▶ Data excerpts
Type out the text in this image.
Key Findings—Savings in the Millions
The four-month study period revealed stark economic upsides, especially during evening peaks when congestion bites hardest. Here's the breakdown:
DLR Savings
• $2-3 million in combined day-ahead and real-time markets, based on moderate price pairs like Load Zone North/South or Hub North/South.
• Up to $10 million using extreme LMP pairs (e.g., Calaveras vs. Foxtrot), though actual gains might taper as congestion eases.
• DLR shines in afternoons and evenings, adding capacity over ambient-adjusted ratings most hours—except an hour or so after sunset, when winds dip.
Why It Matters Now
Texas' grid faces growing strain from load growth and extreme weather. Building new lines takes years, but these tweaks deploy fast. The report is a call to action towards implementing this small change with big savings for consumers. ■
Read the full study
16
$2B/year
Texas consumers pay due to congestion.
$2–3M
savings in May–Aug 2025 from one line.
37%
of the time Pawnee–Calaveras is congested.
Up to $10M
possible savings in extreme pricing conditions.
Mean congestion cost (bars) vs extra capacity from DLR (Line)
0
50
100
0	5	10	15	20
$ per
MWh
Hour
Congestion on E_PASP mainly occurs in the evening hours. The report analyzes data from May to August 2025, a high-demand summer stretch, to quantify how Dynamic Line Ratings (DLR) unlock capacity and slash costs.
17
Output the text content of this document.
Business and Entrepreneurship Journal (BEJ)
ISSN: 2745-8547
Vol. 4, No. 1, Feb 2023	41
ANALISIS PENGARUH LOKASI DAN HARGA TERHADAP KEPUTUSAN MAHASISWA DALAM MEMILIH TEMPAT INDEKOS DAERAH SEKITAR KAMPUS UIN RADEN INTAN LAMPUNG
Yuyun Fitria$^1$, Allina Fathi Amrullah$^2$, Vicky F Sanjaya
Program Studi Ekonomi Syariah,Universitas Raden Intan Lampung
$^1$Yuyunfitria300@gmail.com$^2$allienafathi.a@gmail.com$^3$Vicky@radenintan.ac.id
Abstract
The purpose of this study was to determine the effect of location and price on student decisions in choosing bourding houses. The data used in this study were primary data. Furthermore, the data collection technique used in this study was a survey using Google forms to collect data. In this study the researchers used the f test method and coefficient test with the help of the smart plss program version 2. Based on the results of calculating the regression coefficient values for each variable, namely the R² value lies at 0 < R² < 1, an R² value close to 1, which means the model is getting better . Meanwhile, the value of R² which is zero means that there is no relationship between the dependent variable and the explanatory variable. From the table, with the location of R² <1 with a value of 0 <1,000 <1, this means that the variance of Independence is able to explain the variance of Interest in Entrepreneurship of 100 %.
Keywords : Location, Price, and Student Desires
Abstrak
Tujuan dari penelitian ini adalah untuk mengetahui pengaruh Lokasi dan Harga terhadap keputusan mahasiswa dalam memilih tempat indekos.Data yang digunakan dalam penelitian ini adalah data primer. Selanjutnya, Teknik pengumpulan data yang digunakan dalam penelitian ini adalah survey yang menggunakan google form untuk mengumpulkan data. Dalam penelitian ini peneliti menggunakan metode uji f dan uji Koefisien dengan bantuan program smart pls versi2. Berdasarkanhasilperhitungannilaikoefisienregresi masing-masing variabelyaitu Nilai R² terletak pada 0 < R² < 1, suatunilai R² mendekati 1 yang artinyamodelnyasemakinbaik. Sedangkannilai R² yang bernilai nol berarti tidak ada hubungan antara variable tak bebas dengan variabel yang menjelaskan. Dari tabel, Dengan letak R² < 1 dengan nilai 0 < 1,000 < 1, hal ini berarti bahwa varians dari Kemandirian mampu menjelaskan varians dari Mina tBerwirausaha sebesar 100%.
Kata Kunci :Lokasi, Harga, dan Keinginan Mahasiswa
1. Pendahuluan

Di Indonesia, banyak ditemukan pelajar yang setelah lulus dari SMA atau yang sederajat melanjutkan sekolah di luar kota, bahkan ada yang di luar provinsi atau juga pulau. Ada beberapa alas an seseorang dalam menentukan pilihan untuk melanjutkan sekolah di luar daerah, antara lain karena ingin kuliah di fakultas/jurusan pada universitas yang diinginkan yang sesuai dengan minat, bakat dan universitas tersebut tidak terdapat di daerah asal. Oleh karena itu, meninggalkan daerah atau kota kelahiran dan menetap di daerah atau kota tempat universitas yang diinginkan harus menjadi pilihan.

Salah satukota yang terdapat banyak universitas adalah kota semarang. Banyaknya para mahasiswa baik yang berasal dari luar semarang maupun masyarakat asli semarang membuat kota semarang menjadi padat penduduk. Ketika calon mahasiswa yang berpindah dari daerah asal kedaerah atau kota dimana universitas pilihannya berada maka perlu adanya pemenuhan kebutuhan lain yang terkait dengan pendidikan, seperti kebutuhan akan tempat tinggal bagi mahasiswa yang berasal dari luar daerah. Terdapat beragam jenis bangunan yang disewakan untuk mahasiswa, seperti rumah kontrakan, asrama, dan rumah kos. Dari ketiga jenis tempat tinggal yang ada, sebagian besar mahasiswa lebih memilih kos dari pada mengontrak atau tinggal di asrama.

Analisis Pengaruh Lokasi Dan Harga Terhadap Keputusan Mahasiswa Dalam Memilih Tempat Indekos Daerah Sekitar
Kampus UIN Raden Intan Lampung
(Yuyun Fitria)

▶ What you have to do
For each line above that contains the word "pairs", copy that line.

▶ Output for this task
• $2-3 million in combined day-ahead and real-time markets, based on moderate price pairs like Load Zone North/South or Hub North/South.
• Up to $10 million using extreme LMP pairs (e.g., Calaveras vs. Foxtrot), though actual gains might taper as congestion eases.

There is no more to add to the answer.